Your objective — Extract the whole listing as it stands. Do not include the pictures.

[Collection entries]

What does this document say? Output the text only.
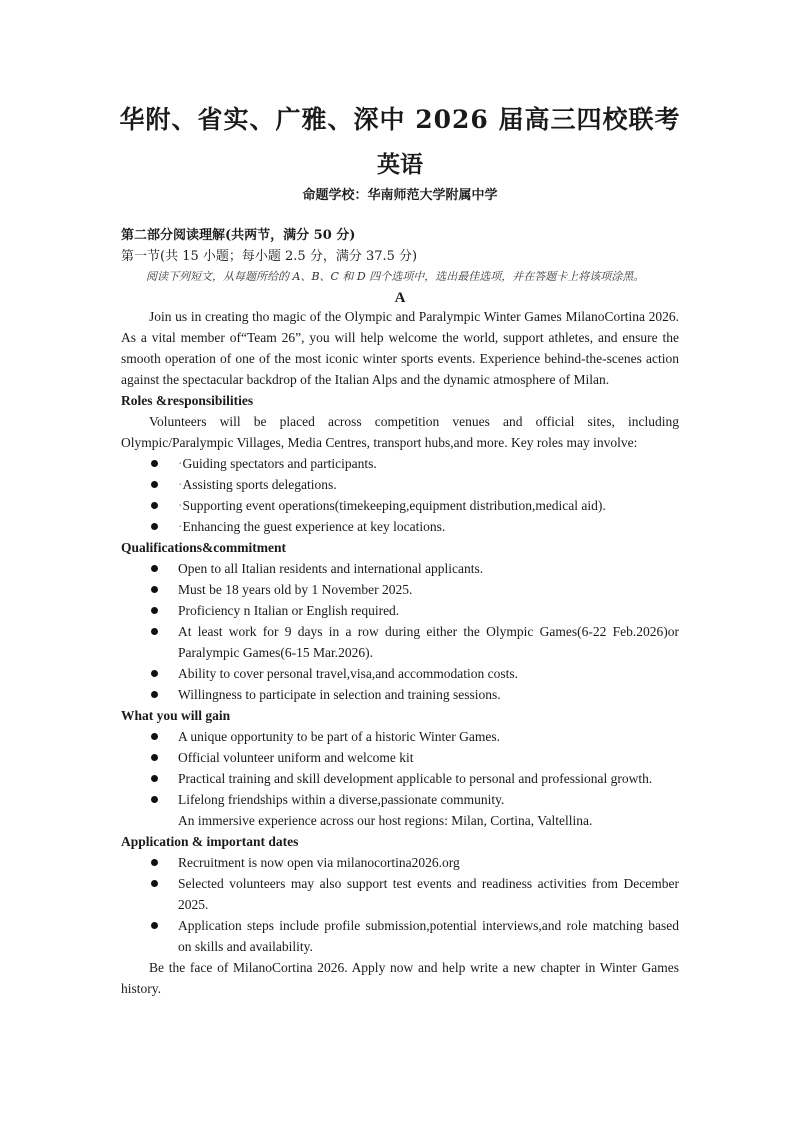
华附、省实、广雅、深中 2026 届高三四校联考
英语
命题学校：华南师范大学附属中学
第二部分阅读理解(共两节，满分 50 分)
第一节(共 15 小题；每小题 2.5 分，满分 37.5 分)
阅读下列短文，从每题所给的 A、B、C 和 D 四个选项中，选出最佳选项，并在答题卡上将该项涂黑。
A

Join us in creating tho magic of the Olympic and Paralympic Winter Games MilanoCortina 2026. As a vital member of“Team 26”, you will help welcome the world, support athletes, and ensure the smooth operation of one of the most iconic winter sports events. Experience behind-the-scenes action against the spectacular backdrop of the Italian Alps and the dynamic atmosphere of Milan.

Roles &responsibilities

Volunteers will be placed across competition venues and official sites, including Olympic/Paralympic Villages, Media Centres, transport hubs,and more. Key roles may involve:

·Guiding spectators and participants.
·Assisting sports delegations.
·Supporting event operations(timekeeping,equipment distribution,medical aid).
·Enhancing the guest experience at key locations.

Qualifications&commitment

Open to all Italian residents and international applicants.
Must be 18 years old by 1 November 2025.
Proficiency n Italian or English required.
At least work for 9 days in a row during either the Olympic Games(6-22 Feb.2026)or Paralympic Games(6-15 Mar.2026).
Ability to cover personal travel,visa,and accommodation costs.
Willingness to participate in selection and training sessions.

What you will gain

A unique opportunity to be part of a historic Winter Games.
Official volunteer uniform and welcome kit
Practical training and skill development applicable to personal and professional growth.
Lifelong friendships within a diverse,passionate community.

An immersive experience across our host regions: Milan, Cortina, Valtellina.

Application & important dates

Recruitment is now open via milanocortina2026.org
Selected volunteers may also support test events and readiness activities from December 2025.
Application steps include profile submission,potential interviews,and role matching based on skills and availability.

Be the face of MilanoCortina 2026. Apply now and help write a new chapter in Winter Games history.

Answer in full —
What does this document say? Output the text only.
华附、省实、广雅、深中 2026 届高三四校联考
英语
命题学校：华南师范大学附属中学
第二部分阅读理解(共两节，满分 50 分)
第一节(共 15 小题；每小题 2.5 分，满分 37.5 分)
阅读下列短文，从每题所给的 A、B、C 和 D 四个选项中，选出最佳选项，并在答题卡上将该项涂黑。
A

Join us in creating tho magic of the Olympic and Paralympic Winter Games MilanoCortina 2026. As a vital member of“Team 26”, you will help welcome the world, support athletes, and ensure the smooth operation of one of the most iconic winter sports events. Experience behind-the-scenes action against the spectacular backdrop of the Italian Alps and the dynamic atmosphere of Milan.

Roles &responsibilities

Volunteers will be placed across competition venues and official sites, including Olympic/Paralympic Villages, Media Centres, transport hubs,and more. Key roles may involve:

·Guiding spectators and participants.
·Assisting sports delegations.
·Supporting event operations(timekeeping,equipment distribution,medical aid).
·Enhancing the guest experience at key locations.

Qualifications&commitment

Open to all Italian residents and international applicants.
Must be 18 years old by 1 November 2025.
Proficiency n Italian or English required.
At least work for 9 days in a row during either the Olympic Games(6-22 Feb.2026)or Paralympic Games(6-15 Mar.2026).
Ability to cover personal travel,visa,and accommodation costs.
Willingness to participate in selection and training sessions.

What you will gain

A unique opportunity to be part of a historic Winter Games.
Official volunteer uniform and welcome kit
Practical training and skill development applicable to personal and professional growth.
Lifelong friendships within a diverse,passionate community.

An immersive experience across our host regions: Milan, Cortina, Valtellina.

Application & important dates

Recruitment is now open via milanocortina2026.org
Selected volunteers may also support test events and readiness activities from December 2025.
Application steps include profile submission,potential interviews,and role matching based on skills and availability.

Be the face of MilanoCortina 2026. Apply now and help write a new chapter in Winter Games history.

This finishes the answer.